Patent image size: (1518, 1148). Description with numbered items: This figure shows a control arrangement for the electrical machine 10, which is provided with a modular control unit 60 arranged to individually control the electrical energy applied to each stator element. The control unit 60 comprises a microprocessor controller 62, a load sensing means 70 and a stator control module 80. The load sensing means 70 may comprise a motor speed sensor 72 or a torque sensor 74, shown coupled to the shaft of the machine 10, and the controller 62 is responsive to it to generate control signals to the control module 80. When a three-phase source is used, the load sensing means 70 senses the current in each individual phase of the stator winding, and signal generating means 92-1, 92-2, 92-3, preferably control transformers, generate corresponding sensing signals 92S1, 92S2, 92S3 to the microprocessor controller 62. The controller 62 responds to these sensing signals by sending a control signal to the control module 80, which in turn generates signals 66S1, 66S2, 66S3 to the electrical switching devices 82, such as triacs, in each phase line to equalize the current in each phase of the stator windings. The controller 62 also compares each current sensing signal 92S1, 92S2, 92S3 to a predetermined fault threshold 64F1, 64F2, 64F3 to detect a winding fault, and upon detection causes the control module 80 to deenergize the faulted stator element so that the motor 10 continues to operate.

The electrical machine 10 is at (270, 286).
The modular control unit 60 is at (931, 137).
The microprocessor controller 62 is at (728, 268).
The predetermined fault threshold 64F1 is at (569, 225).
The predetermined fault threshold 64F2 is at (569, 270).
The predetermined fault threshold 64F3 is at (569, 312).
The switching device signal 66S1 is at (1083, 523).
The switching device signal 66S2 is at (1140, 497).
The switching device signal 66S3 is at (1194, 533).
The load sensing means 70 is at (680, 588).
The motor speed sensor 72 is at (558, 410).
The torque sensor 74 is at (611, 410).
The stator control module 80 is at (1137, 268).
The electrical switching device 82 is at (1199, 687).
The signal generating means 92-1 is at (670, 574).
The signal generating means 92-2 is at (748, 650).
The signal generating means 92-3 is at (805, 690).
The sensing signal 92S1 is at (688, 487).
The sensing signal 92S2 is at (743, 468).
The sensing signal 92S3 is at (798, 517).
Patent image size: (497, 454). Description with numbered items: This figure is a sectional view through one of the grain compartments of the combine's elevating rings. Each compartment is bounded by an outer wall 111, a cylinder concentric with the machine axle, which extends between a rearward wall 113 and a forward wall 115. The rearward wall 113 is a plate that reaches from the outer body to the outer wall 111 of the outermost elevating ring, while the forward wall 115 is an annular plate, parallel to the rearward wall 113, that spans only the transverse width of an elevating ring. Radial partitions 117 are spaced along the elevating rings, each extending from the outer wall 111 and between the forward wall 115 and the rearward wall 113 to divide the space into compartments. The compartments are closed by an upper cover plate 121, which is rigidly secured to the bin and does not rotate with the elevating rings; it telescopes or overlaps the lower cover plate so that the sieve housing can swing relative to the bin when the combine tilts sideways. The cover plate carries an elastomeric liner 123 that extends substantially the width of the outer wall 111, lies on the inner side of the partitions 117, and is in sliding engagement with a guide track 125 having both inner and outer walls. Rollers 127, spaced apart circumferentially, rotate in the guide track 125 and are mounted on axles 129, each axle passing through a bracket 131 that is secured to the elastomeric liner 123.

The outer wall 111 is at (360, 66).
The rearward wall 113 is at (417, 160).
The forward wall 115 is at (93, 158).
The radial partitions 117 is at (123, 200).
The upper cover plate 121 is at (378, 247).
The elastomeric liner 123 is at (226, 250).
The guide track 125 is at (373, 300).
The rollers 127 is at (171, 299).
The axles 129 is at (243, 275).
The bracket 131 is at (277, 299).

__________

*TASK GOAL*. Reproduce the material above word for word, from its very beginning down through the line containing "The predetermined fault threshold 64F2", with both ends included.

*WRITTEN ANSWER*.
Patent image size: (1518, 1148). Description with numbered items: This figure shows a control arrangement for the electrical machine 10, which is provided with a modular control unit 60 arranged to individually control the electrical energy applied to each stator element. The control unit 60 comprises a microprocessor controller 62, a load sensing means 70 and a stator control module 80. The load sensing means 70 may comprise a motor speed sensor 72 or a torque sensor 74, shown coupled to the shaft of the machine 10, and the controller 62 is responsive to it to generate control signals to the control module 80. When a three-phase source is used, the load sensing means 70 senses the current in each individual phase of the stator winding, and signal generating means 92-1, 92-2, 92-3, preferably control transformers, generate corresponding sensing signals 92S1, 92S2, 92S3 to the microprocessor controller 62. The controller 62 responds to these sensing signals by sending a control signal to the control module 80, which in turn generates signals 66S1, 66S2, 66S3 to the electrical switching devices 82, such as triacs, in each phase line to equalize the current in each phase of the stator windings. The controller 62 also compares each current sensing signal 92S1, 92S2, 92S3 to a predetermined fault threshold 64F1, 64F2, 64F3 to detect a winding fault, and upon detection causes the control module 80 to deenergize the faulted stator element so that the motor 10 continues to operate.

The electrical machine 10 is at (270, 286).
The modular control unit 60 is at (931, 137).
The microprocessor controller 62 is at (728, 268).
The predetermined fault threshold 64F1 is at (569, 225).
The predetermined fault threshold 64F2 is at (569, 270).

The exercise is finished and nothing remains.